** BEGIN INPUT **

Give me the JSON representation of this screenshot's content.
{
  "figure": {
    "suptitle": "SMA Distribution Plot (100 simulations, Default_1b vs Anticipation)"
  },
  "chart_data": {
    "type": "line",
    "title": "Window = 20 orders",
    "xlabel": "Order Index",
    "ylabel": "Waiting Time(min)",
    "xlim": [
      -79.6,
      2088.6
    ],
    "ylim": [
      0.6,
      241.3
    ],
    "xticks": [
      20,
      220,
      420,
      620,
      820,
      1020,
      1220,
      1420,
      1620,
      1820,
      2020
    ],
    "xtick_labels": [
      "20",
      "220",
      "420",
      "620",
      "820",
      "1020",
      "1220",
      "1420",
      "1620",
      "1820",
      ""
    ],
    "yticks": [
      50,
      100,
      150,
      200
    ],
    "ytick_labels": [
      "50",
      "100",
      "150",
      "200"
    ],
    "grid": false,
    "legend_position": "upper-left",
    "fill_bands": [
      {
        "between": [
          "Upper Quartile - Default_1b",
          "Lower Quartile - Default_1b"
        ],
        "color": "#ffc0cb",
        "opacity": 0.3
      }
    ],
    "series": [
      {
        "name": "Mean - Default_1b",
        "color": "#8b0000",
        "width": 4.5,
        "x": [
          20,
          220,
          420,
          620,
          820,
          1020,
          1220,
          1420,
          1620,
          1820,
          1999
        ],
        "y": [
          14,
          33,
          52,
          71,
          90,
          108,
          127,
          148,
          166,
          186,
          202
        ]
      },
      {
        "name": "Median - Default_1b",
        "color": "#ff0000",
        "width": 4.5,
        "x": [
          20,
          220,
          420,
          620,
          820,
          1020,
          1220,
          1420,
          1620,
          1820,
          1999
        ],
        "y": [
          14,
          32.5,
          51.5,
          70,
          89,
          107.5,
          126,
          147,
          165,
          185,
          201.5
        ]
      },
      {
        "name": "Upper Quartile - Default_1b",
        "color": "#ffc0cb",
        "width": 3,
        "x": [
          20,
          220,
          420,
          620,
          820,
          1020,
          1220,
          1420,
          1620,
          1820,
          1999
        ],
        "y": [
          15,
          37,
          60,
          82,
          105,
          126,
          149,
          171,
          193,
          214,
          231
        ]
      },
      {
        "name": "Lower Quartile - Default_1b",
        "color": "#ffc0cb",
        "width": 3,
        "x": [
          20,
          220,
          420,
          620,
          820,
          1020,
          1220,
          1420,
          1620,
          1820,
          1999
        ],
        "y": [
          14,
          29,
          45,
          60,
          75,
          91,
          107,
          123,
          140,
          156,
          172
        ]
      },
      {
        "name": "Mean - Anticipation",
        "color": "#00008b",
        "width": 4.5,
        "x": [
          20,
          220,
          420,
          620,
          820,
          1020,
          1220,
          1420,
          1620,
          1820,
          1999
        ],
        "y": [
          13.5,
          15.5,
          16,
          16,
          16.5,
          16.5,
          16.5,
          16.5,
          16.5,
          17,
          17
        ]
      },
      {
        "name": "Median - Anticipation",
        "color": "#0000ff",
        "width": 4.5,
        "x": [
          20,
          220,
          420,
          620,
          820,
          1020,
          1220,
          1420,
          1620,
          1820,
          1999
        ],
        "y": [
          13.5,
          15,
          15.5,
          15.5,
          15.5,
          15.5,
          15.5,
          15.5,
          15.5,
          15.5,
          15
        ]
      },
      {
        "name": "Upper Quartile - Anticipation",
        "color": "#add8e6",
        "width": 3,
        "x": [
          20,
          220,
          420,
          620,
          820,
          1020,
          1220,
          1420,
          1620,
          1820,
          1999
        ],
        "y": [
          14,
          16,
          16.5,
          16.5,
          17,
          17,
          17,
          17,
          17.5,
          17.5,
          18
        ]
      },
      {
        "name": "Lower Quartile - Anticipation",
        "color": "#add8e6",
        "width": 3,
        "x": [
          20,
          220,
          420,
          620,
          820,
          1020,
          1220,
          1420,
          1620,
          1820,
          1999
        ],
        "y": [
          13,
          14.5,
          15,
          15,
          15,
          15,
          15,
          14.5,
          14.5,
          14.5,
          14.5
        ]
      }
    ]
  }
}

** END INPUT **

INSTRUCTION » Check each line of the records for "Median" and copy the ones that contain it.

EXERCISE RESULT »
        "name": "Median - Default_1b",
        "name": "Median - Anticipation",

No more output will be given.